Written instruction 1 - In the forum thread about pike cichlids, what species name does Phark give for the 6" pike cichlid?
Written instruction 2 - In the forum thread about pike cichlids, why did the first poster decide to freeze his pike cichlid? Answer in one to three sentences.
Written instruction 3 - In the forum thread about pike cichlids, write out the passage starting at "## funky1 (Jun" and ending at "- fantastic fish!!!", with "superb" put in place of "fantastic".

Document section -
When I kept fish, I had a pike cichlid for a while, it was probably my favourite fish. He never got to reach his adult colours, and i never got to find out exactly what species he was(i was hping for c.marmotas) as he got horrendously mauled by something else in the tank(im guessing the oscar) and i thought it would be more humane to freeze him.
As much as I'd have loved to, I never did get another one, despite looking everywhere. R.I.P


----------



## Phark (Jul 1, 2008)

My 6" pike cichlid - _Crenicichla_ sp. "Venezuela". Enjoy!


----------



## blackdragon (Jun 27, 2008)

very nice ,good to see some body keeping pike cichlids makes a change from all the normal cichlids people keep


----------



## lynneowen1 (Jun 5, 2008)

nice hun like the red on its fins:notworthy:


----------



## Phark (Jul 1, 2008)

Thank you both!  Pike cichlids are definitely my favourite fish. They're getting rare (and expensive, lol) over here though, unfortunately.


----------



## funky1 (Jun 18, 2008)

i too ain`t a fish person - but there`s something seductive about that one!!!


----------



## carpy (Nov 13, 2007)

i had a couple of these amongst a load of other crenicichla - fantastic fish!!!


----------



## mike515 (Sep 12, 2006)

inkyjoe said:


> When I kept fish, I had a pike cichlid for a while, it was probably my favourite fish. He never got to reach his adult colours, and i never got to find out exactly what species he was(i was hping for c.marmotas) as he got horrendously mauled by something else in the tank(im guessing the oscar) and i thought it would be more humane to freeze him.

Dataset excerpt -
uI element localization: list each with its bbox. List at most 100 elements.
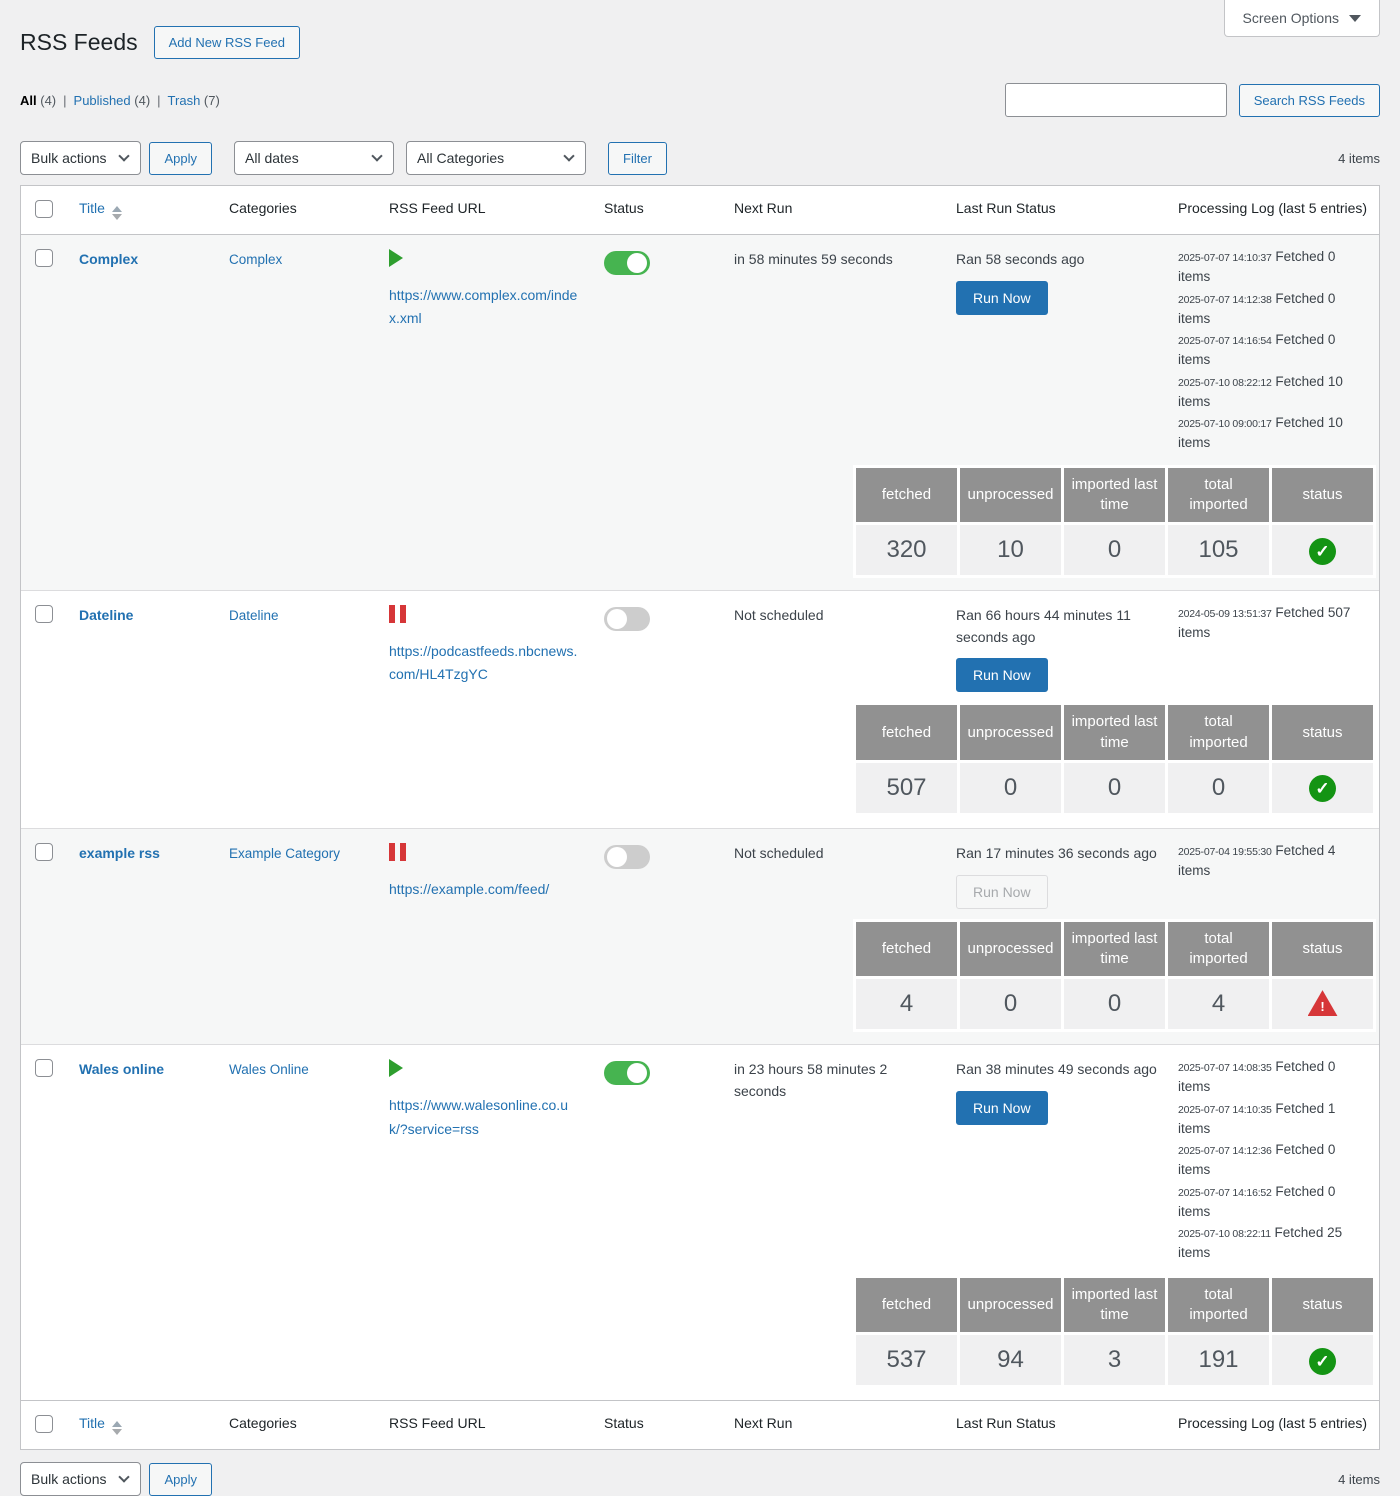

Exercise output 1 - _Crenicichla_ sp. "Venezuela"

Exercise output 2 - The pike cichlid was horrendously mauled by something else in the tank, which the poster guesses was the oscar. The poster thought freezing him would be more humane.

Exercise output 3 -
## funky1 (Jun 18, 2008)

i too ain`t a fish person - but there`s something seductive about that one!!!


----------



## carpy (Nov 13, 2007)

i had a couple of these amongst a load of other crenicichla - superb fish!!!